Please write out the material below exactly as given.

-- Begin --

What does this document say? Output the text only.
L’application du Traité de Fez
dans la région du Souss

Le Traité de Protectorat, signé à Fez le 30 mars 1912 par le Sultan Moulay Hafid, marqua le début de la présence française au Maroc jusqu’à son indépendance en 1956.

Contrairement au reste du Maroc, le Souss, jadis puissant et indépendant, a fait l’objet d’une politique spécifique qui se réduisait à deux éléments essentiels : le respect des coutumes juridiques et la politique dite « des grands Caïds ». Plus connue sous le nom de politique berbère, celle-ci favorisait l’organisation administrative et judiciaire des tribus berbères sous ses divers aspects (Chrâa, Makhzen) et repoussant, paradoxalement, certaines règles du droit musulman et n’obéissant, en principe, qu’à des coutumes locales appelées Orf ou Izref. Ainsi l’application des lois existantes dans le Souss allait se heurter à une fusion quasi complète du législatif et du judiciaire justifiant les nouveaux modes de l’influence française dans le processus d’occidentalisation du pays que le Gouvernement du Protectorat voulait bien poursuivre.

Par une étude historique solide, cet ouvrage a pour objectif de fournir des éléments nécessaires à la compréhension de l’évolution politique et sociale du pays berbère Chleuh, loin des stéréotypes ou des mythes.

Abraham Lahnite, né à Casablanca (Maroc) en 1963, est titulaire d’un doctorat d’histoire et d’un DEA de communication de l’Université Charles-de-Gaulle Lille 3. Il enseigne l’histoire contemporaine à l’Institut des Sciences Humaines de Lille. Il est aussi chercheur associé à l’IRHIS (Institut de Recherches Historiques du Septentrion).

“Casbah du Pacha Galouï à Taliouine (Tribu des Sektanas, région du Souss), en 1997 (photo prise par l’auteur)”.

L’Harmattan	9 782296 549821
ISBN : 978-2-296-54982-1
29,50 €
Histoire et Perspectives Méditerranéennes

-- End --

Exercise solution:
What does this document say? Output the text only.
L’application du Traité de Fez
dans la région du Souss

Le Traité de Protectorat, signé à Fez le 30 mars 1912 par le Sultan Moulay Hafid, marqua le début de la présence française au Maroc jusqu’à son indépendance en 1956.

Contrairement au reste du Maroc, le Souss, jadis puissant et indépendant, a fait l’objet d’une politique spécifique qui se réduisait à deux éléments essentiels : le respect des coutumes juridiques et la politique dite « des grands Caïds ». Plus connue sous le nom de politique berbère, celle-ci favorisait l’organisation administrative et judiciaire des tribus berbères sous ses divers aspects (Chrâa, Makhzen) et repoussant, paradoxalement, certaines règles du droit musulman et n’obéissant, en principe, qu’à des coutumes locales appelées Orf ou Izref. Ainsi l’application des lois existantes dans le Souss allait se heurter à une fusion quasi complète du législatif et du judiciaire justifiant les nouveaux modes de l’influence française dans le processus d’occidentalisation du pays que le Gouvernement du Protectorat voulait bien poursuivre.

Par une étude historique solide, cet ouvrage a pour objectif de fournir des éléments nécessaires à la compréhension de l’évolution politique et sociale du pays berbère Chleuh, loin des stéréotypes ou des mythes.

Abraham Lahnite, né à Casablanca (Maroc) en 1963, est titulaire d’un doctorat d’histoire et d’un DEA de communication de l’Université Charles-de-Gaulle Lille 3. Il enseigne l’histoire contemporaine à l’Institut des Sciences Humaines de Lille. Il est aussi chercheur associé à l’IRHIS (Institut de Recherches Historiques du Septentrion).

“Casbah du Pacha Galouï à Taliouine (Tribu des Sektanas, région du Souss), en 1997 (photo prise par l’auteur)”.

L’Harmattan	9 782296 549821
ISBN : 978-2-296-54982-1
29,50 €
Histoire et Perspectives Méditerranéennes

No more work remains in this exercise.